**What you are asked to do:**
Copy out each line of the material below that holds the string "world".
=======
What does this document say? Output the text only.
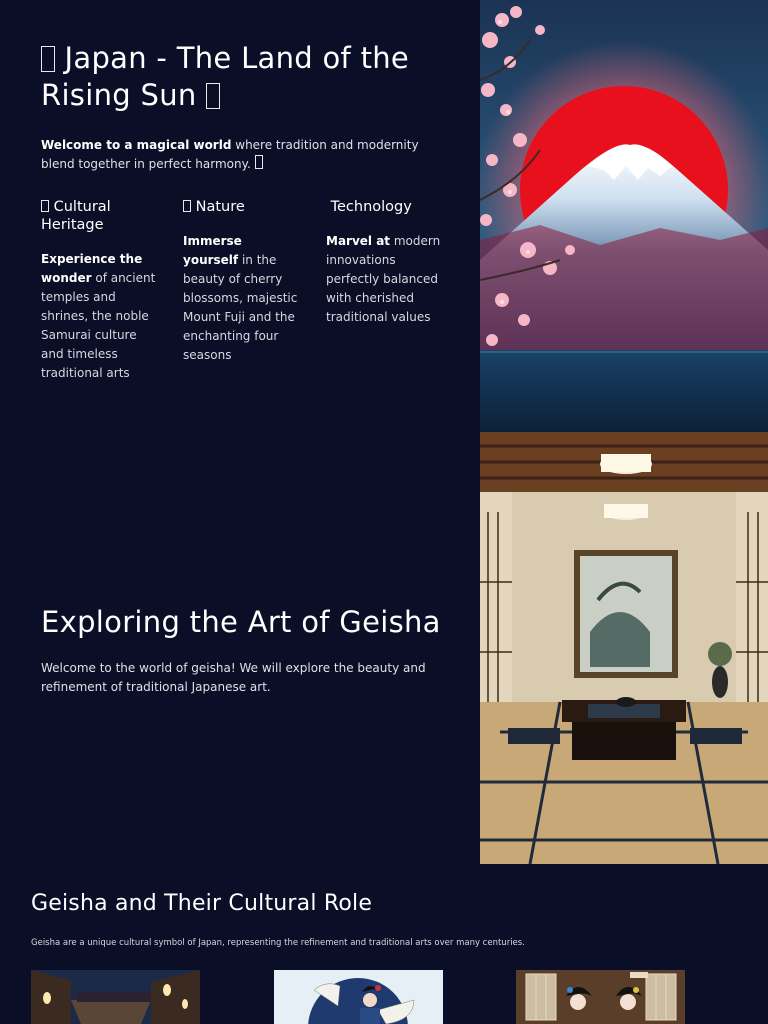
Japan - The Land of the Rising Sun

Welcome to a magical world where tradition and modernity blend together in perfect harmony.

Cultural Heritage

Experience the wonder of ancient temples and shrines, the noble Samurai culture and timeless traditional arts

Nature

Immerse yourself in the beauty of cherry blossoms, majestic Mount Fuji and the enchanting four seasons

Technology

Marvel at modern innovations perfectly balanced with cherished traditional values

Exploring the Art of Geisha

Welcome to the world of geisha! We will explore the beauty and refinement of traditional Japanese art.

Geisha and Their Cultural Role

Geisha are a unique cultural symbol of Japan, representing the refinement and traditional arts over many centuries.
=======
**Solution to the exercise:**
Welcome to a magical world where tradition and modernity blend together in perfect harmony.
Welcome to the world of geisha! We will explore the beauty and refinement of traditional Japanese art.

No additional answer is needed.